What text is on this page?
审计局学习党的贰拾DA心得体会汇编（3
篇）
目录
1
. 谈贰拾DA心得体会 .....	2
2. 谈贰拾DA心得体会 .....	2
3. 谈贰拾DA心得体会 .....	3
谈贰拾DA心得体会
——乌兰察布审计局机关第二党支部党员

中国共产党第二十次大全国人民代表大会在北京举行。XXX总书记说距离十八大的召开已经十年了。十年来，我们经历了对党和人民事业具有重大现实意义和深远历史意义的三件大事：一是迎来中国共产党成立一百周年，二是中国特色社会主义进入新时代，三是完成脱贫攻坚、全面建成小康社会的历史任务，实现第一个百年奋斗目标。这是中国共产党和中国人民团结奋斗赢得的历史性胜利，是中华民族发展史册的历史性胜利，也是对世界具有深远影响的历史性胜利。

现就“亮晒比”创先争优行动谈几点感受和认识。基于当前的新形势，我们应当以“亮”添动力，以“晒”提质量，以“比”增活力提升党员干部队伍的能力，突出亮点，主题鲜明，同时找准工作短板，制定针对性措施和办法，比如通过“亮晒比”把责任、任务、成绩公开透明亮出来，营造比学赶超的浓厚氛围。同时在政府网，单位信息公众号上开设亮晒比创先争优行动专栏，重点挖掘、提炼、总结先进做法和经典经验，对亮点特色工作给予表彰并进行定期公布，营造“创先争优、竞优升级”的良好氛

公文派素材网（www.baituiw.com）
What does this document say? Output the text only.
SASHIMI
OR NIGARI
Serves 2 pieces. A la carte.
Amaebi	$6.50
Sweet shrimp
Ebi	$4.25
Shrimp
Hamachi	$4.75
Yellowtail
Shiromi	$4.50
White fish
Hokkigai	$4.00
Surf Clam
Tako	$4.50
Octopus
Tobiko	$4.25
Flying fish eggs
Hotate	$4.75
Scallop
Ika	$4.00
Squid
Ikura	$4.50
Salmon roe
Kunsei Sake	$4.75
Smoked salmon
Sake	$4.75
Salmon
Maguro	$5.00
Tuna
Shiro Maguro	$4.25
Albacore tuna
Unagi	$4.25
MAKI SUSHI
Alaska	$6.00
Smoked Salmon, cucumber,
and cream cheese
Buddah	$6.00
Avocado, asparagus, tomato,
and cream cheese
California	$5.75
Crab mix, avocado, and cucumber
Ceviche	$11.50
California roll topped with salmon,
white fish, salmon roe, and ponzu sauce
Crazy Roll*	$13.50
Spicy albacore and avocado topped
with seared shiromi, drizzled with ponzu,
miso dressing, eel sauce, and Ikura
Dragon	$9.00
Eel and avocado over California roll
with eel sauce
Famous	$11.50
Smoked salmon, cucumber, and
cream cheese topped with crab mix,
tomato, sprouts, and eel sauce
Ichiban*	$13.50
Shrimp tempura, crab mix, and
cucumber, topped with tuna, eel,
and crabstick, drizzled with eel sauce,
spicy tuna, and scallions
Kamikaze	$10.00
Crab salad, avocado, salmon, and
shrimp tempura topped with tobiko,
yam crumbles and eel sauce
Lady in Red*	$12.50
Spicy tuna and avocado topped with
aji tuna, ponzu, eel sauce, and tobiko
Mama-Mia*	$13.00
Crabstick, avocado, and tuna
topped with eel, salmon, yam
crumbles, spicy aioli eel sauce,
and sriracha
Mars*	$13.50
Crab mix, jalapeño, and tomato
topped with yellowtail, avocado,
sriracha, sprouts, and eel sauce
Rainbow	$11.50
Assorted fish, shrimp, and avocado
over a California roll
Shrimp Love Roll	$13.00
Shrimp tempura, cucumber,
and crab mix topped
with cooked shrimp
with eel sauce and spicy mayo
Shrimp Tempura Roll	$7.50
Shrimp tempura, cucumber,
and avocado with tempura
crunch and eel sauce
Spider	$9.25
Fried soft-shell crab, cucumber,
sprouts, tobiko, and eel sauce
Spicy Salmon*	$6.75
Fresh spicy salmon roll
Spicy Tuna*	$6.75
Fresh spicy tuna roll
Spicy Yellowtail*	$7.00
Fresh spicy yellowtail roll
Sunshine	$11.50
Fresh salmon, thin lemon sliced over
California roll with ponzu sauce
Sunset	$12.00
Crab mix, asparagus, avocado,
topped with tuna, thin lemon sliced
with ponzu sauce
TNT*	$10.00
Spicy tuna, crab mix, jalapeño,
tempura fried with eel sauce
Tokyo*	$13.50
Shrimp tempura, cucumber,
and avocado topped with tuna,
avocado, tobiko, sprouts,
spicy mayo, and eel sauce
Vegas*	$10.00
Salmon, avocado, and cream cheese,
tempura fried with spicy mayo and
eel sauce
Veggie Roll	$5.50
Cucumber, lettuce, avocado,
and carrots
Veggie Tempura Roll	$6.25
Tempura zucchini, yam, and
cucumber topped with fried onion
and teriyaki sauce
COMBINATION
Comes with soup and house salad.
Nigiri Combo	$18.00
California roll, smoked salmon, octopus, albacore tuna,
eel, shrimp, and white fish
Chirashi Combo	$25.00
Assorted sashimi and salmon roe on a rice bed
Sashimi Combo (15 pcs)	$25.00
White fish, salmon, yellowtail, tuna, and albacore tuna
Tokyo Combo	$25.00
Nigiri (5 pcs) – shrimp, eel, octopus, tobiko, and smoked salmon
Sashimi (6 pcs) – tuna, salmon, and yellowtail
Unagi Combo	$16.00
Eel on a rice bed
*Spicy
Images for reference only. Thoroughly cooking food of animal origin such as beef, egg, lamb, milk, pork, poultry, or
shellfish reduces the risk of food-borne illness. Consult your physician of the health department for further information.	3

▬▬▬▬▬▬

* AIM *
Repeat each record in full; every line must match exactly.

* EXERCISE ANSWER *
What text is on this page?
审计局学习党的贰拾DA心得体会汇编（3
篇）
目录
1
. 谈贰拾DA心得体会 .....	2
2. 谈贰拾DA心得体会 .....	2
3. 谈贰拾DA心得体会 .....	3
谈贰拾DA心得体会
——乌兰察布审计局机关第二党支部党员

中国共产党第二十次大全国人民代表大会在北京举行。XXX总书记说距离十八大的召开已经十年了。十年来，我们经历了对党和人民事业具有重大现实意义和深远历史意义的三件大事：一是迎来中国共产党成立一百周年，二是中国特色社会主义进入新时代，三是完成脱贫攻坚、全面建成小康社会的历史任务，实现第一个百年奋斗目标。这是中国共产党和中国人民团结奋斗赢得的历史性胜利，是中华民族发展史册的历史性胜利，也是对世界具有深远影响的历史性胜利。

现就“亮晒比”创先争优行动谈几点感受和认识。基于当前的新形势，我们应当以“亮”添动力，以“晒”提质量，以“比”增活力提升党员干部队伍的能力，突出亮点，主题鲜明，同时找准工作短板，制定针对性措施和办法，比如通过“亮晒比”把责任、任务、成绩公开透明亮出来，营造比学赶超的浓厚氛围。同时在政府网，单位信息公众号上开设亮晒比创先争优行动专栏，重点挖掘、提炼、总结先进做法和经典经验，对亮点特色工作给予表彰并进行定期公布，营造“创先争优、竞优升级”的良好氛

公文派素材网（www.baituiw.com）
What does this document say? Output the text only.
SASHIMI
OR NIGARI
Serves 2 pieces. A la carte.
Amaebi	$6.50
Sweet shrimp
Ebi	$4.25
Shrimp
Hamachi	$4.75
Yellowtail
Shiromi	$4.50
White fish
Hokkigai	$4.00
Surf Clam
Tako	$4.50
Octopus
Tobiko	$4.25
Flying fish eggs
Hotate	$4.75
Scallop
Ika	$4.00
Squid
Ikura	$4.50
Salmon roe
Kunsei Sake	$4.75
Smoked salmon
Sake	$4.75
Salmon
Maguro	$5.00
Tuna
Shiro Maguro	$4.25
Albacore tuna
Unagi	$4.25
MAKI SUSHI
Alaska	$6.00
Smoked Salmon, cucumber,
and cream cheese
Buddah	$6.00
Avocado, asparagus, tomato,
and cream cheese
California	$5.75
Crab mix, avocado, and cucumber
Ceviche	$11.50
California roll topped with salmon,
white fish, salmon roe, and ponzu sauce
Crazy Roll*	$13.50
Spicy albacore and avocado topped
with seared shiromi, drizzled with ponzu,
miso dressing, eel sauce, and Ikura
Dragon	$9.00
Eel and avocado over California roll
with eel sauce
Famous	$11.50
Smoked salmon, cucumber, and
cream cheese topped with crab mix,
tomato, sprouts, and eel sauce
Ichiban*	$13.50
Shrimp tempura, crab mix, and
cucumber, topped with tuna, eel,
and crabstick, drizzled with eel sauce,
spicy tuna, and scallions
Kamikaze	$10.00
Crab salad, avocado, salmon, and
shrimp tempura topped with tobiko,
yam crumbles and eel sauce
Lady in Red*	$12.50
Spicy tuna and avocado topped with
aji tuna, ponzu, eel sauce, and tobiko
Mama-Mia*	$13.00
Crabstick, avocado, and tuna
topped with eel, salmon, yam
crumbles, spicy aioli eel sauce,
and sriracha
Mars*	$13.50
Crab mix, jalapeño, and tomato
topped with yellowtail, avocado,
sriracha, sprouts, and eel sauce
Rainbow	$11.50
Assorted fish, shrimp, and avocado
over a California roll
Shrimp Love Roll	$13.00
Shrimp tempura, cucumber,
and crab mix topped
with cooked shrimp
with eel sauce and spicy mayo
Shrimp Tempura Roll	$7.50
Shrimp tempura, cucumber,
and avocado with tempura
crunch and eel sauce
Spider	$9.25
Fried soft-shell crab, cucumber,
sprouts, tobiko, and eel sauce
Spicy Salmon*	$6.75
Fresh spicy salmon roll
Spicy Tuna*	$6.75
Fresh spicy tuna roll
Spicy Yellowtail*	$7.00
Fresh spicy yellowtail roll
Sunshine	$11.50
Fresh salmon, thin lemon sliced over
California roll with ponzu sauce
Sunset	$12.00
Crab mix, asparagus, avocado,
topped with tuna, thin lemon sliced
with ponzu sauce
TNT*	$10.00
Spicy tuna, crab mix, jalapeño,
tempura fried with eel sauce
Tokyo*	$13.50
Shrimp tempura, cucumber,
and avocado topped with tuna,
avocado, tobiko, sprouts,
spicy mayo, and eel sauce
Vegas*	$10.00
Salmon, avocado, and cream cheese,
tempura fried with spicy mayo and
eel sauce
Veggie Roll	$5.50
Cucumber, lettuce, avocado,
and carrots
Veggie Tempura Roll	$6.25
Tempura zucchini, yam, and
cucumber topped with fried onion
and teriyaki sauce
COMBINATION
Comes with soup and house salad.
Nigiri Combo	$18.00
California roll, smoked salmon, octopus, albacore tuna,
eel, shrimp, and white fish
Chirashi Combo	$25.00
Assorted sashimi and salmon roe on a rice bed
Sashimi Combo (15 pcs)	$25.00
White fish, salmon, yellowtail, tuna, and albacore tuna
Tokyo Combo	$25.00
Nigiri (5 pcs) – shrimp, eel, octopus, tobiko, and smoked salmon
Sashimi (6 pcs) – tuna, salmon, and yellowtail
Unagi Combo	$16.00
Eel on a rice bed
*Spicy
Images for reference only. Thoroughly cooking food of animal origin such as beef, egg, lamb, milk, pork, poultry, or
shellfish reduces the risk of food-borne illness. Consult your physician of the health department for further information.	3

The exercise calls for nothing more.